_SHORT PROBLEM:_ Copy out every record precisely.

_DATA SUPPLIED:_
┏━━

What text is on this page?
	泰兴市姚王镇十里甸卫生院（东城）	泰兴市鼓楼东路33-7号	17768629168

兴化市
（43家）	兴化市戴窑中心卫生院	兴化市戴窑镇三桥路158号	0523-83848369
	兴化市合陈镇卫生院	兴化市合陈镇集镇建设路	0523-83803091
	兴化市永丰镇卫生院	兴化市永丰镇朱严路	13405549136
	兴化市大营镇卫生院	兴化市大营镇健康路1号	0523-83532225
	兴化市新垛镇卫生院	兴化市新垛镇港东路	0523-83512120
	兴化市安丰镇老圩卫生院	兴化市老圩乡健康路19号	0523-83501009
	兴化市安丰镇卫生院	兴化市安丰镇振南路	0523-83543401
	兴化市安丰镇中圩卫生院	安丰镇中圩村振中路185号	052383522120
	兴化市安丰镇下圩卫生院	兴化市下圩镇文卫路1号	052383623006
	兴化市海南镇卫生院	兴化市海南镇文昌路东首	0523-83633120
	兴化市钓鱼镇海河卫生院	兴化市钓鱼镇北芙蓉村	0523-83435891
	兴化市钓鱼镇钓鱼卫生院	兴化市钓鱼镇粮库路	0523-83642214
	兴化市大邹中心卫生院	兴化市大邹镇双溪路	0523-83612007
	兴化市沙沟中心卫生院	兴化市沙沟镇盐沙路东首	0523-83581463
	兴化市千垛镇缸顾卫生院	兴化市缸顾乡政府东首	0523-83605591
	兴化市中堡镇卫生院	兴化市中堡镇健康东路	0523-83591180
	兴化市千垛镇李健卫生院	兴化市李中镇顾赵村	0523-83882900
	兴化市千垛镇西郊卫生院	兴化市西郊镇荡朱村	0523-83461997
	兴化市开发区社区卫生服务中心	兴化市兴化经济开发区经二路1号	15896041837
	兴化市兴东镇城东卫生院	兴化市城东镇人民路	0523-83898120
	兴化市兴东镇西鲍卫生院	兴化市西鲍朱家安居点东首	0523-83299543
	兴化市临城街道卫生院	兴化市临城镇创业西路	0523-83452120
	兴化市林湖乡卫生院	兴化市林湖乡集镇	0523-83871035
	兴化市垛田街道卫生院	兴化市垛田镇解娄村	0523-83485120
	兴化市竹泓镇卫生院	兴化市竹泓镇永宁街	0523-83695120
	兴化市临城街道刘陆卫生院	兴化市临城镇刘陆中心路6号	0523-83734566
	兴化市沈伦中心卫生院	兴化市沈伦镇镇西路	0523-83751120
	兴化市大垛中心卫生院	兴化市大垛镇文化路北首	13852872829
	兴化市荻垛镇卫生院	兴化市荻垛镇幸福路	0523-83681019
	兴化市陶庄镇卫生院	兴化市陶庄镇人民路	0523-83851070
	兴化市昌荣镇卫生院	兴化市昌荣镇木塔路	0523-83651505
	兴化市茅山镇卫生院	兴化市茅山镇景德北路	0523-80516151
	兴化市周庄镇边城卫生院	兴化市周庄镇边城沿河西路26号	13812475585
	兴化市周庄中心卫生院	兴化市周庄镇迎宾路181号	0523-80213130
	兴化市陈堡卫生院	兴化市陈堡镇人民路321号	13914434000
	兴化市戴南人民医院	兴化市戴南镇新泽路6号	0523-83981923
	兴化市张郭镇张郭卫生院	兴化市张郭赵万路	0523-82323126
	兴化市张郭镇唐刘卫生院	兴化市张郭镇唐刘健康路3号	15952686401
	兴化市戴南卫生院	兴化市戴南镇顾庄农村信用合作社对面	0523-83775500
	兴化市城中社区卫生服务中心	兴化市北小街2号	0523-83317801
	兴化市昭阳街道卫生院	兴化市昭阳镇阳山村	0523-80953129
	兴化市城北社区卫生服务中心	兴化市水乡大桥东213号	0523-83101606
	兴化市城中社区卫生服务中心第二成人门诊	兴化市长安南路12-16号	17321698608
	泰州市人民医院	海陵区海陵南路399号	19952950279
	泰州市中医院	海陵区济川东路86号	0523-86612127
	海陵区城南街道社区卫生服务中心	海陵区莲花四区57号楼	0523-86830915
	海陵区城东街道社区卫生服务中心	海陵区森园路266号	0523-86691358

┗━━

_THE RESULT:_
What text is on this page?
	泰兴市姚王镇十里甸卫生院（东城）	泰兴市鼓楼东路33-7号	17768629168

兴化市
（43家）	兴化市戴窑中心卫生院	兴化市戴窑镇三桥路158号	0523-83848369
	兴化市合陈镇卫生院	兴化市合陈镇集镇建设路	0523-83803091
	兴化市永丰镇卫生院	兴化市永丰镇朱严路	13405549136
	兴化市大营镇卫生院	兴化市大营镇健康路1号	0523-83532225
	兴化市新垛镇卫生院	兴化市新垛镇港东路	0523-83512120
	兴化市安丰镇老圩卫生院	兴化市老圩乡健康路19号	0523-83501009
	兴化市安丰镇卫生院	兴化市安丰镇振南路	0523-83543401
	兴化市安丰镇中圩卫生院	安丰镇中圩村振中路185号	052383522120
	兴化市安丰镇下圩卫生院	兴化市下圩镇文卫路1号	052383623006
	兴化市海南镇卫生院	兴化市海南镇文昌路东首	0523-83633120
	兴化市钓鱼镇海河卫生院	兴化市钓鱼镇北芙蓉村	0523-83435891
	兴化市钓鱼镇钓鱼卫生院	兴化市钓鱼镇粮库路	0523-83642214
	兴化市大邹中心卫生院	兴化市大邹镇双溪路	0523-83612007
	兴化市沙沟中心卫生院	兴化市沙沟镇盐沙路东首	0523-83581463
	兴化市千垛镇缸顾卫生院	兴化市缸顾乡政府东首	0523-83605591
	兴化市中堡镇卫生院	兴化市中堡镇健康东路	0523-83591180
	兴化市千垛镇李健卫生院	兴化市李中镇顾赵村	0523-83882900
	兴化市千垛镇西郊卫生院	兴化市西郊镇荡朱村	0523-83461997
	兴化市开发区社区卫生服务中心	兴化市兴化经济开发区经二路1号	15896041837
	兴化市兴东镇城东卫生院	兴化市城东镇人民路	0523-83898120
	兴化市兴东镇西鲍卫生院	兴化市西鲍朱家安居点东首	0523-83299543
	兴化市临城街道卫生院	兴化市临城镇创业西路	0523-83452120
	兴化市林湖乡卫生院	兴化市林湖乡集镇	0523-83871035
	兴化市垛田街道卫生院	兴化市垛田镇解娄村	0523-83485120
	兴化市竹泓镇卫生院	兴化市竹泓镇永宁街	0523-83695120
	兴化市临城街道刘陆卫生院	兴化市临城镇刘陆中心路6号	0523-83734566
	兴化市沈伦中心卫生院	兴化市沈伦镇镇西路	0523-83751120
	兴化市大垛中心卫生院	兴化市大垛镇文化路北首	13852872829
	兴化市荻垛镇卫生院	兴化市荻垛镇幸福路	0523-83681019
	兴化市陶庄镇卫生院	兴化市陶庄镇人民路	0523-83851070
	兴化市昌荣镇卫生院	兴化市昌荣镇木塔路	0523-83651505
	兴化市茅山镇卫生院	兴化市茅山镇景德北路	0523-80516151
	兴化市周庄镇边城卫生院	兴化市周庄镇边城沿河西路26号	13812475585
	兴化市周庄中心卫生院	兴化市周庄镇迎宾路181号	0523-80213130
	兴化市陈堡卫生院	兴化市陈堡镇人民路321号	13914434000
	兴化市戴南人民医院	兴化市戴南镇新泽路6号	0523-83981923
	兴化市张郭镇张郭卫生院	兴化市张郭赵万路	0523-82323126
	兴化市张郭镇唐刘卫生院	兴化市张郭镇唐刘健康路3号	15952686401
	兴化市戴南卫生院	兴化市戴南镇顾庄农村信用合作社对面	0523-83775500
	兴化市城中社区卫生服务中心	兴化市北小街2号	0523-83317801
	兴化市昭阳街道卫生院	兴化市昭阳镇阳山村	0523-80953129
	兴化市城北社区卫生服务中心	兴化市水乡大桥东213号	0523-83101606
	兴化市城中社区卫生服务中心第二成人门诊	兴化市长安南路12-16号	17321698608
	泰州市人民医院	海陵区海陵南路399号	19952950279
	泰州市中医院	海陵区济川东路86号	0523-86612127
	海陵区城南街道社区卫生服务中心	海陵区莲花四区57号楼	0523-86830915
	海陵区城东街道社区卫生服务中心	海陵区森园路266号	0523-86691358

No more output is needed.